------ Dataset content ------

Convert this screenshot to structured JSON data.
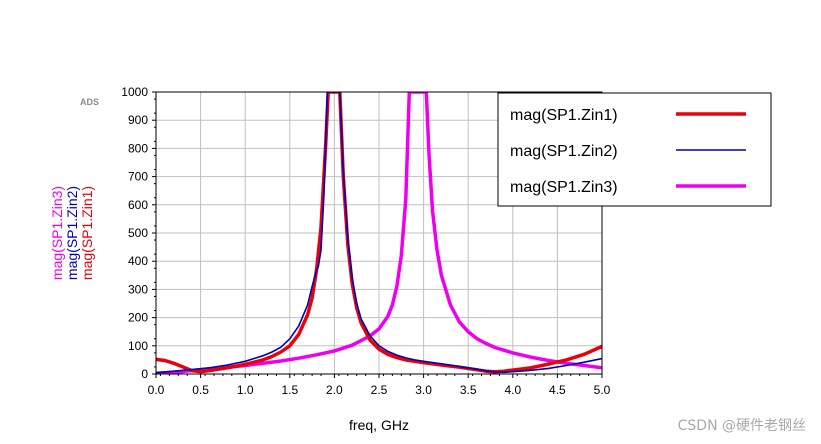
{
  "logo_text": "ADS",
  "watermark": "CSDN @硬件老钢丝",
  "chart_data": {
    "type": "line",
    "xlabel": "freq, GHz",
    "xlim": [
      0,
      5
    ],
    "ylim": [
      0,
      1000
    ],
    "xticks": [
      "0.0",
      "0.5",
      "1.0",
      "1.5",
      "2.0",
      "2.5",
      "3.0",
      "3.5",
      "4.0",
      "4.5",
      "5.0"
    ],
    "yticks": [
      "0",
      "100",
      "200",
      "300",
      "400",
      "500",
      "600",
      "700",
      "800",
      "900",
      "1000"
    ],
    "grid": true,
    "legend_position": "top-right",
    "ylabel_series_order": [
      "mag(SP1.Zin3)",
      "mag(SP1.Zin2)",
      "mag(SP1.Zin1)"
    ],
    "series": [
      {
        "name": "mag(SP1.Zin1)",
        "color": "#e8000b",
        "stroke": "thick",
        "points": [
          [
            0,
            52
          ],
          [
            0.1,
            48
          ],
          [
            0.2,
            38
          ],
          [
            0.3,
            25
          ],
          [
            0.4,
            12
          ],
          [
            0.5,
            8
          ],
          [
            0.6,
            12
          ],
          [
            0.7,
            17
          ],
          [
            0.8,
            22
          ],
          [
            0.9,
            28
          ],
          [
            1.0,
            34
          ],
          [
            1.1,
            42
          ],
          [
            1.2,
            50
          ],
          [
            1.3,
            62
          ],
          [
            1.4,
            78
          ],
          [
            1.5,
            100
          ],
          [
            1.6,
            140
          ],
          [
            1.7,
            210
          ],
          [
            1.75,
            270
          ],
          [
            1.8,
            370
          ],
          [
            1.85,
            520
          ],
          [
            1.9,
            800
          ],
          [
            1.93,
            1000
          ],
          [
            2.06,
            1000
          ],
          [
            2.1,
            700
          ],
          [
            2.15,
            460
          ],
          [
            2.2,
            320
          ],
          [
            2.25,
            235
          ],
          [
            2.3,
            180
          ],
          [
            2.4,
            120
          ],
          [
            2.5,
            88
          ],
          [
            2.6,
            70
          ],
          [
            2.7,
            58
          ],
          [
            2.8,
            50
          ],
          [
            2.9,
            45
          ],
          [
            3.0,
            40
          ],
          [
            3.2,
            32
          ],
          [
            3.4,
            24
          ],
          [
            3.6,
            15
          ],
          [
            3.7,
            10
          ],
          [
            3.8,
            8
          ],
          [
            3.9,
            10
          ],
          [
            4.0,
            14
          ],
          [
            4.2,
            22
          ],
          [
            4.4,
            35
          ],
          [
            4.6,
            50
          ],
          [
            4.8,
            70
          ],
          [
            5.0,
            98
          ]
        ]
      },
      {
        "name": "mag(SP1.Zin2)",
        "color": "#0000b4",
        "stroke": "thin",
        "points": [
          [
            0,
            5
          ],
          [
            0.2,
            10
          ],
          [
            0.4,
            16
          ],
          [
            0.6,
            22
          ],
          [
            0.8,
            32
          ],
          [
            1.0,
            45
          ],
          [
            1.1,
            55
          ],
          [
            1.2,
            65
          ],
          [
            1.3,
            78
          ],
          [
            1.4,
            95
          ],
          [
            1.5,
            125
          ],
          [
            1.6,
            170
          ],
          [
            1.7,
            245
          ],
          [
            1.75,
            310
          ],
          [
            1.8,
            370
          ],
          [
            1.82,
            380
          ],
          [
            1.85,
            440
          ],
          [
            1.88,
            620
          ],
          [
            1.9,
            800
          ],
          [
            1.92,
            1000
          ],
          [
            2.06,
            1000
          ],
          [
            2.1,
            720
          ],
          [
            2.15,
            480
          ],
          [
            2.2,
            340
          ],
          [
            2.25,
            250
          ],
          [
            2.3,
            195
          ],
          [
            2.4,
            135
          ],
          [
            2.5,
            100
          ],
          [
            2.6,
            80
          ],
          [
            2.7,
            67
          ],
          [
            2.8,
            57
          ],
          [
            2.9,
            50
          ],
          [
            3.0,
            45
          ],
          [
            3.2,
            36
          ],
          [
            3.4,
            27
          ],
          [
            3.6,
            17
          ],
          [
            3.7,
            11
          ],
          [
            3.8,
            7
          ],
          [
            3.9,
            6
          ],
          [
            4.0,
            8
          ],
          [
            4.2,
            13
          ],
          [
            4.4,
            20
          ],
          [
            4.6,
            30
          ],
          [
            4.8,
            42
          ],
          [
            5.0,
            55
          ]
        ]
      },
      {
        "name": "mag(SP1.Zin3)",
        "color": "#ee00ee",
        "stroke": "thick",
        "points": [
          [
            0,
            2
          ],
          [
            0.2,
            6
          ],
          [
            0.4,
            12
          ],
          [
            0.6,
            18
          ],
          [
            0.8,
            24
          ],
          [
            1.0,
            30
          ],
          [
            1.2,
            38
          ],
          [
            1.4,
            46
          ],
          [
            1.6,
            56
          ],
          [
            1.8,
            68
          ],
          [
            2.0,
            82
          ],
          [
            2.2,
            102
          ],
          [
            2.4,
            135
          ],
          [
            2.5,
            160
          ],
          [
            2.6,
            205
          ],
          [
            2.65,
            245
          ],
          [
            2.7,
            310
          ],
          [
            2.75,
            420
          ],
          [
            2.8,
            620
          ],
          [
            2.84,
            1000
          ],
          [
            3.03,
            1000
          ],
          [
            3.06,
            780
          ],
          [
            3.1,
            580
          ],
          [
            3.15,
            440
          ],
          [
            3.2,
            350
          ],
          [
            3.3,
            245
          ],
          [
            3.4,
            185
          ],
          [
            3.5,
            150
          ],
          [
            3.6,
            125
          ],
          [
            3.7,
            108
          ],
          [
            3.8,
            94
          ],
          [
            4.0,
            75
          ],
          [
            4.2,
            60
          ],
          [
            4.4,
            48
          ],
          [
            4.6,
            38
          ],
          [
            4.8,
            30
          ],
          [
            5.0,
            22
          ]
        ]
      }
    ]
  }
}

------

§ **What is required**
Find the lines holding "name" and list every one.

§ **Result**
        "name": "mag(SP1.Zin1)",
        "name": "mag(SP1.Zin2)",
        "name": "mag(SP1.Zin3)",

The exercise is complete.